__WHAT TO WORK ON__.
Print all of the data exactly.

─── DATA FOR PROCESSING ───

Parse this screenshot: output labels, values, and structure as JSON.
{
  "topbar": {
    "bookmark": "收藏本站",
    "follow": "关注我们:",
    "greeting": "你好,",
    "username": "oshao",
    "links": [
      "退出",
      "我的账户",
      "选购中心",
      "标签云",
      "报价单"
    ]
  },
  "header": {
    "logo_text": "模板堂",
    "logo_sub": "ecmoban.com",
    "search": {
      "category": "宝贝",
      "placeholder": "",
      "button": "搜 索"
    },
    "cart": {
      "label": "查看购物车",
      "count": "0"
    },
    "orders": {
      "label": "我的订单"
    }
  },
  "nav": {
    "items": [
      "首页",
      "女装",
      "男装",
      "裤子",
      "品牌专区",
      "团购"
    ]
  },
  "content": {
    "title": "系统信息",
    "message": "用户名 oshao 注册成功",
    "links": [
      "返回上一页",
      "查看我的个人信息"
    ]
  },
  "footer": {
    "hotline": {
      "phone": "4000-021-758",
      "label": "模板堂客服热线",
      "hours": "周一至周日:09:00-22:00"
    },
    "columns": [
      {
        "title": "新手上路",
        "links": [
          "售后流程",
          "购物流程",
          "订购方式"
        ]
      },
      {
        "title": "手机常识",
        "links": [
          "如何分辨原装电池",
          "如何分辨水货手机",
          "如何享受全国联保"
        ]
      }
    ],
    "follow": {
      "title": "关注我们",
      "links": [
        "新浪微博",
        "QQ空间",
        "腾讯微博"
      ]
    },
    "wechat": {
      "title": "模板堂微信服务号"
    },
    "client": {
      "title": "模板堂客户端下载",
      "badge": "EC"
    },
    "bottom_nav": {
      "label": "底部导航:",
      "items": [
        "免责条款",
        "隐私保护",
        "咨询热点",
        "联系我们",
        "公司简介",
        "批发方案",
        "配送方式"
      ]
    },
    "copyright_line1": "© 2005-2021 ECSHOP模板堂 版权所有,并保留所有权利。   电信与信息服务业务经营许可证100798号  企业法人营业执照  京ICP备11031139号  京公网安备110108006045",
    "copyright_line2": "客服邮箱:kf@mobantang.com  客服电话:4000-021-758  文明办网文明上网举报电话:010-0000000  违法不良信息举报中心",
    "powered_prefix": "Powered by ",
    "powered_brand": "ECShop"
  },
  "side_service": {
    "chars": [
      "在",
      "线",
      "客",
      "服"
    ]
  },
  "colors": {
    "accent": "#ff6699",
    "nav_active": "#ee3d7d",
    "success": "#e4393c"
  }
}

───

__ANSWER TO THE PROBLEM__.
Parse this screenshot: output labels, values, and structure as JSON.
{
  "topbar": {
    "bookmark": "收藏本站",
    "follow": "关注我们:",
    "greeting": "你好,",
    "username": "oshao",
    "links": [
      "退出",
      "我的账户",
      "选购中心",
      "标签云",
      "报价单"
    ]
  },
  "header": {
    "logo_text": "模板堂",
    "logo_sub": "ecmoban.com",
    "search": {
      "category": "宝贝",
      "placeholder": "",
      "button": "搜 索"
    },
    "cart": {
      "label": "查看购物车",
      "count": "0"
    },
    "orders": {
      "label": "我的订单"
    }
  },
  "nav": {
    "items": [
      "首页",
      "女装",
      "男装",
      "裤子",
      "品牌专区",
      "团购"
    ]
  },
  "content": {
    "title": "系统信息",
    "message": "用户名 oshao 注册成功",
    "links": [
      "返回上一页",
      "查看我的个人信息"
    ]
  },
  "footer": {
    "hotline": {
      "phone": "4000-021-758",
      "label": "模板堂客服热线",
      "hours": "周一至周日:09:00-22:00"
    },
    "columns": [
      {
        "title": "新手上路",
        "links": [
          "售后流程",
          "购物流程",
          "订购方式"
        ]
      },
      {
        "title": "手机常识",
        "links": [
          "如何分辨原装电池",
          "如何分辨水货手机",
          "如何享受全国联保"
        ]
      }
    ],
    "follow": {
      "title": "关注我们",
      "links": [
        "新浪微博",
        "QQ空间",
        "腾讯微博"
      ]
    },
    "wechat": {
      "title": "模板堂微信服务号"
    },
    "client": {
      "title": "模板堂客户端下载",
      "badge": "EC"
    },
    "bottom_nav": {
      "label": "底部导航:",
      "items": [
        "免责条款",
        "隐私保护",
        "咨询热点",
        "联系我们",
        "公司简介",
        "批发方案",
        "配送方式"
      ]
    },
    "copyright_line1": "© 2005-2021 ECSHOP模板堂 版权所有,并保留所有权利。   电信与信息服务业务经营许可证100798号  企业法人营业执照  京ICP备11031139号  京公网安备110108006045",
    "copyright_line2": "客服邮箱:kf@mobantang.com  客服电话:4000-021-758  文明办网文明上网举报电话:010-0000000  违法不良信息举报中心",
    "powered_prefix": "Powered by ",
    "powered_brand": "ECShop"
  },
  "side_service": {
    "chars": [
      "在",
      "线",
      "客",
      "服"
    ]
  },
  "colors": {
    "accent": "#ff6699",
    "nav_active": "#ee3d7d",
    "success": "#e4393c"
  }
}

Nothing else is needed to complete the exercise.